• EXERCISE INSTRUCTIONS: A word-for-word copy of the records is needed, with every picture left out.
******************************
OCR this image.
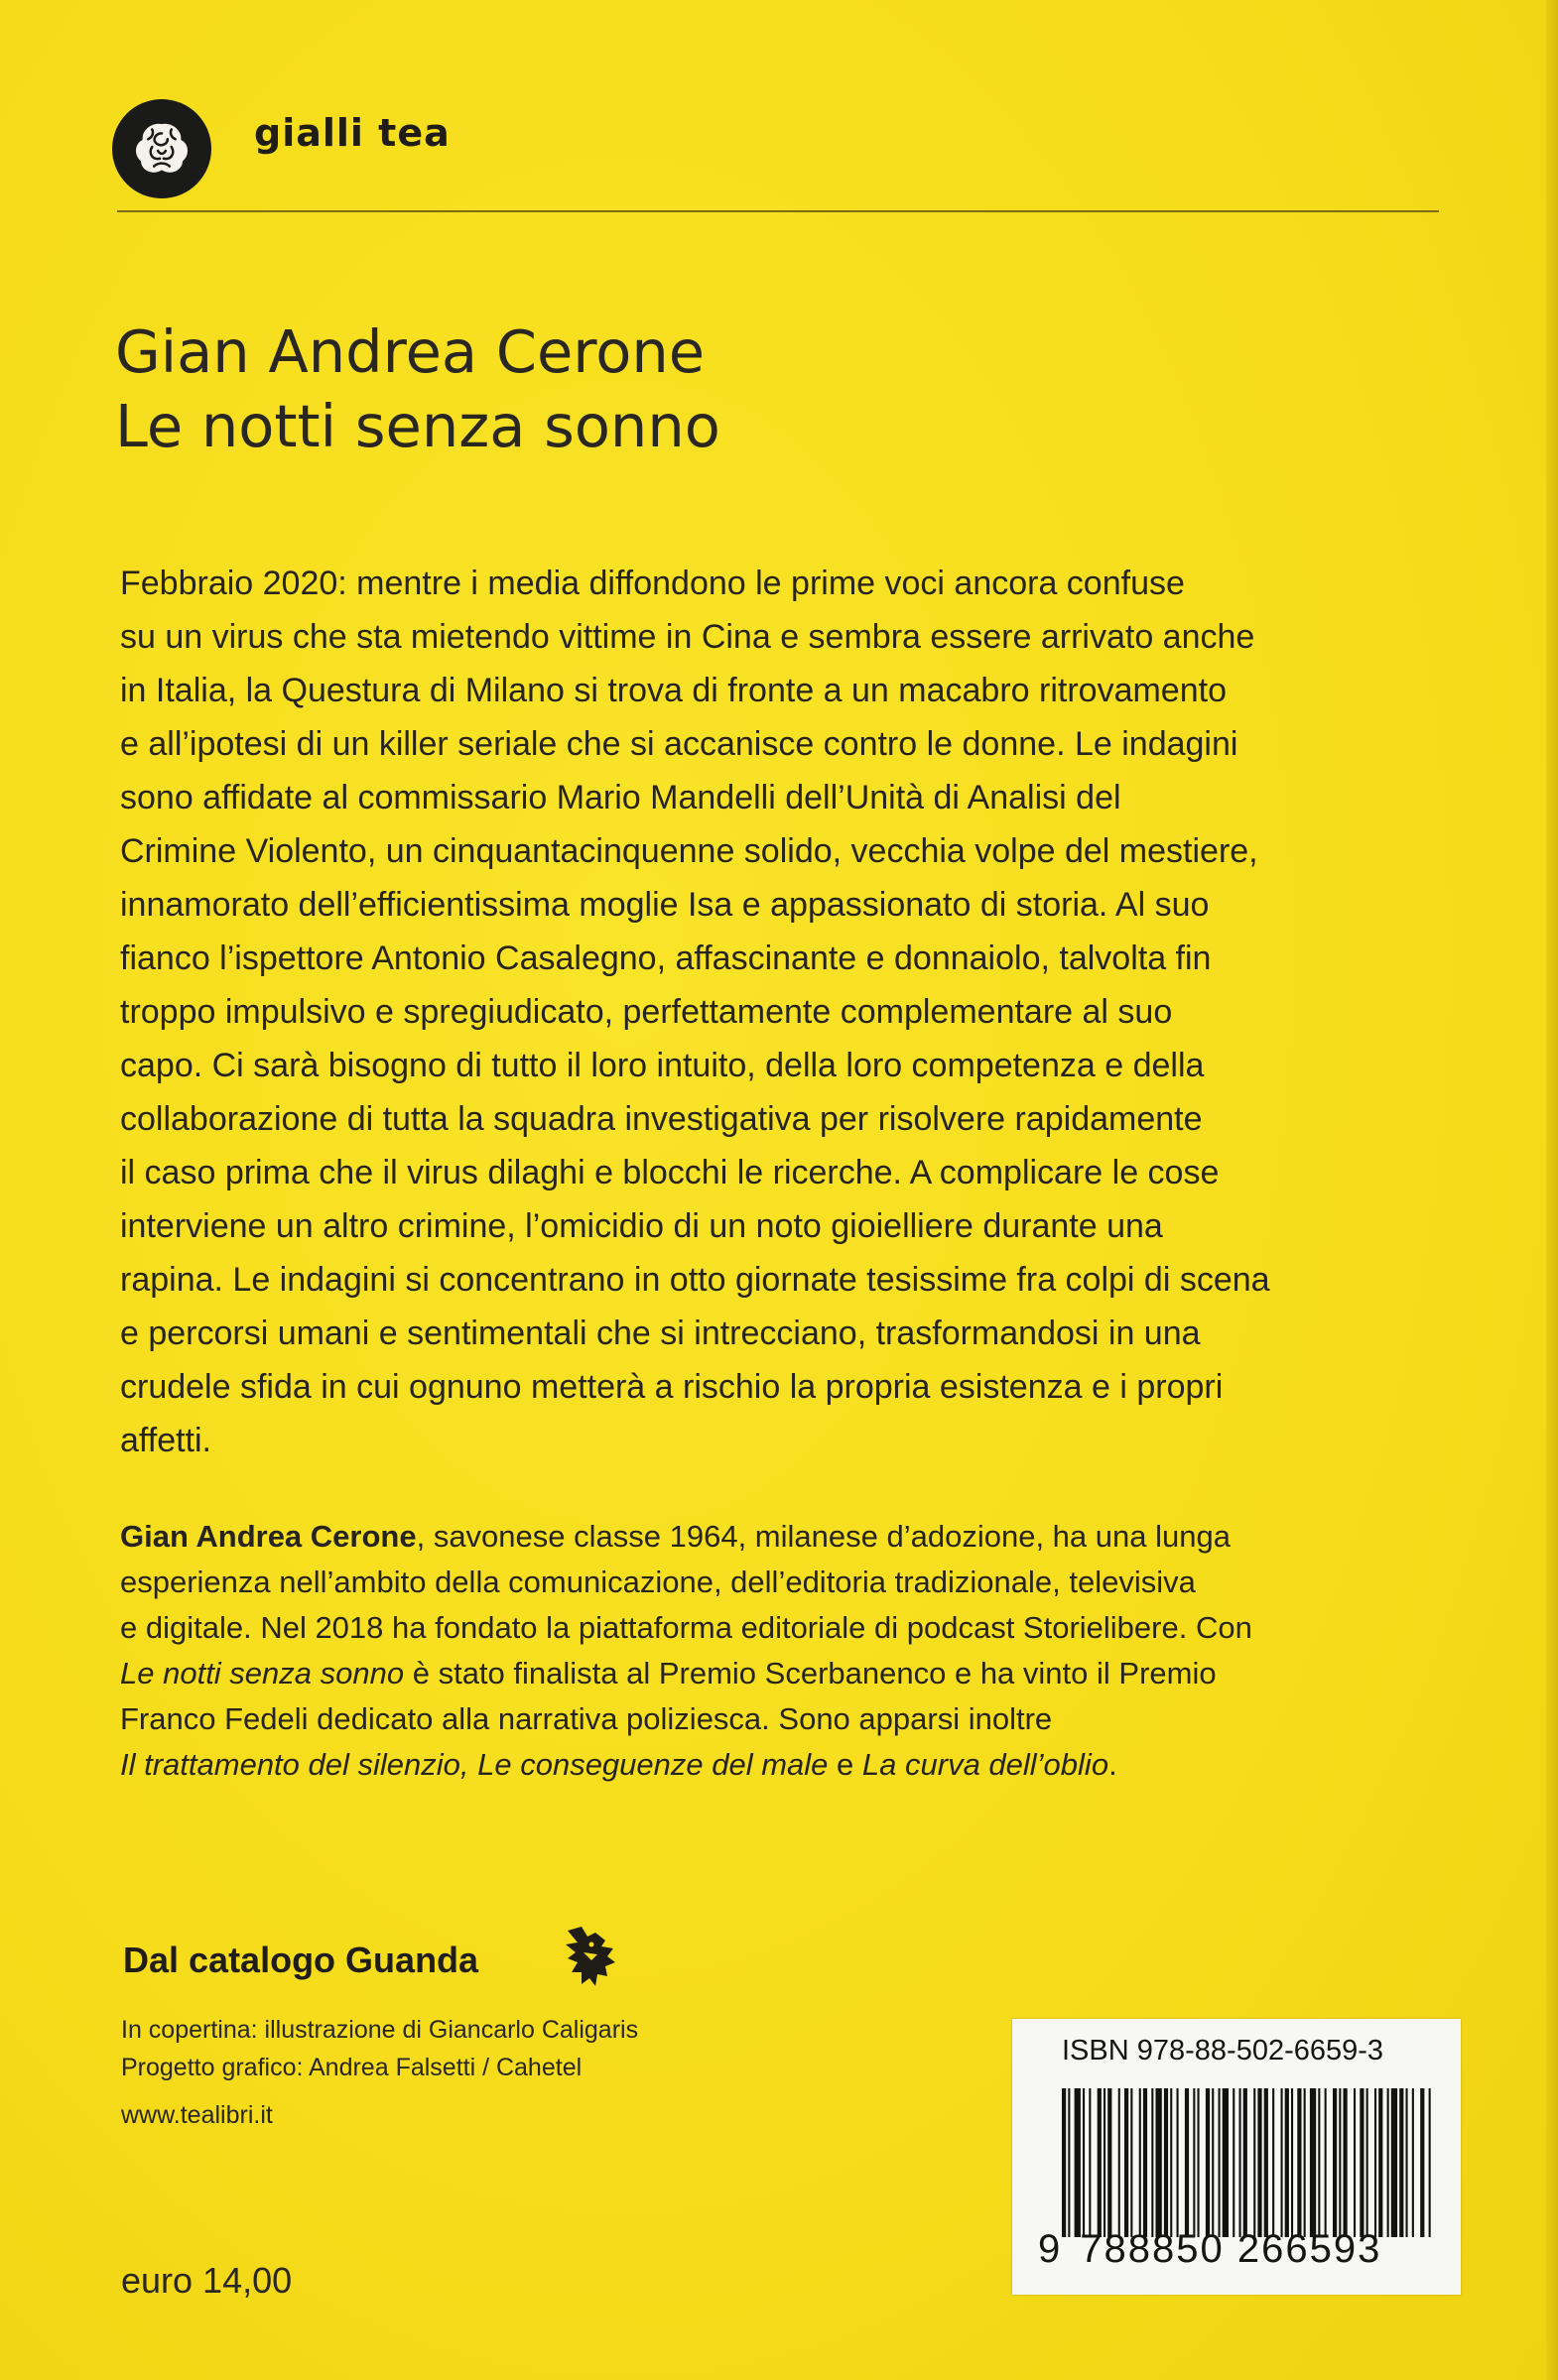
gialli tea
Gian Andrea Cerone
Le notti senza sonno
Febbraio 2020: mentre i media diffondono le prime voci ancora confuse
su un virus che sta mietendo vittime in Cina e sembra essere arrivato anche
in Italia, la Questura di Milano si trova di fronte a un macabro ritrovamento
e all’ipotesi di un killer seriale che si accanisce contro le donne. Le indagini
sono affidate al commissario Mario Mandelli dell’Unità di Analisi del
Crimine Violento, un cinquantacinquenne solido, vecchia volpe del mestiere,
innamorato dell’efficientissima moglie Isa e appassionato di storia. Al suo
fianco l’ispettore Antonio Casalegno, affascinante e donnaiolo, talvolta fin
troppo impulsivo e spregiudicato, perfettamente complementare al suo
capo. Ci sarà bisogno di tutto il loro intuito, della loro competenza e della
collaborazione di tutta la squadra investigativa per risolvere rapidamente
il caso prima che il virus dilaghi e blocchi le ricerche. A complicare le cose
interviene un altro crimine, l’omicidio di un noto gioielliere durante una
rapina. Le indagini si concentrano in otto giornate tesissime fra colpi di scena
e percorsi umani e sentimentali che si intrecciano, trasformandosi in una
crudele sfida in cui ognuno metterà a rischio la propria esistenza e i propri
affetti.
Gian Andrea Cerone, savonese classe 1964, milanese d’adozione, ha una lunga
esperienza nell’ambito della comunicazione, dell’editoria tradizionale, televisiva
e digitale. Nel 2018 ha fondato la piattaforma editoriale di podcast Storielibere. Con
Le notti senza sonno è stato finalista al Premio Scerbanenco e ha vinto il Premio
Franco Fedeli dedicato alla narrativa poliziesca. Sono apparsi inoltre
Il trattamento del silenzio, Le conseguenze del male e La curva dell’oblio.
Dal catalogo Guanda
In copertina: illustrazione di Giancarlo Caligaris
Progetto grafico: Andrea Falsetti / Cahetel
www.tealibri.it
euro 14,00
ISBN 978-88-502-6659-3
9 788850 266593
******************************
• EXERCISE OUTPUT:
OCR this image.
gialli tea
Gian Andrea Cerone
Le notti senza sonno
Febbraio 2020: mentre i media diffondono le prime voci ancora confuse
su un virus che sta mietendo vittime in Cina e sembra essere arrivato anche
in Italia, la Questura di Milano si trova di fronte a un macabro ritrovamento
e all’ipotesi di un killer seriale che si accanisce contro le donne. Le indagini
sono affidate al commissario Mario Mandelli dell’Unità di Analisi del
Crimine Violento, un cinquantacinquenne solido, vecchia volpe del mestiere,
innamorato dell’efficientissima moglie Isa e appassionato di storia. Al suo
fianco l’ispettore Antonio Casalegno, affascinante e donnaiolo, talvolta fin
troppo impulsivo e spregiudicato, perfettamente complementare al suo
capo. Ci sarà bisogno di tutto il loro intuito, della loro competenza e della
collaborazione di tutta la squadra investigativa per risolvere rapidamente
il caso prima che il virus dilaghi e blocchi le ricerche. A complicare le cose
interviene un altro crimine, l’omicidio di un noto gioielliere durante una
rapina. Le indagini si concentrano in otto giornate tesissime fra colpi di scena
e percorsi umani e sentimentali che si intrecciano, trasformandosi in una
crudele sfida in cui ognuno metterà a rischio la propria esistenza e i propri
affetti.
Gian Andrea Cerone, savonese classe 1964, milanese d’adozione, ha una lunga
esperienza nell’ambito della comunicazione, dell’editoria tradizionale, televisiva
e digitale. Nel 2018 ha fondato la piattaforma editoriale di podcast Storielibere. Con
Le notti senza sonno è stato finalista al Premio Scerbanenco e ha vinto il Premio
Franco Fedeli dedicato alla narrativa poliziesca. Sono apparsi inoltre
Il trattamento del silenzio, Le conseguenze del male e La curva dell’oblio.
Dal catalogo Guanda
In copertina: illustrazione di Giancarlo Caligaris
Progetto grafico: Andrea Falsetti / Cahetel
www.tealibri.it
euro 14,00
ISBN 978-88-502-6659-3
9 788850 266593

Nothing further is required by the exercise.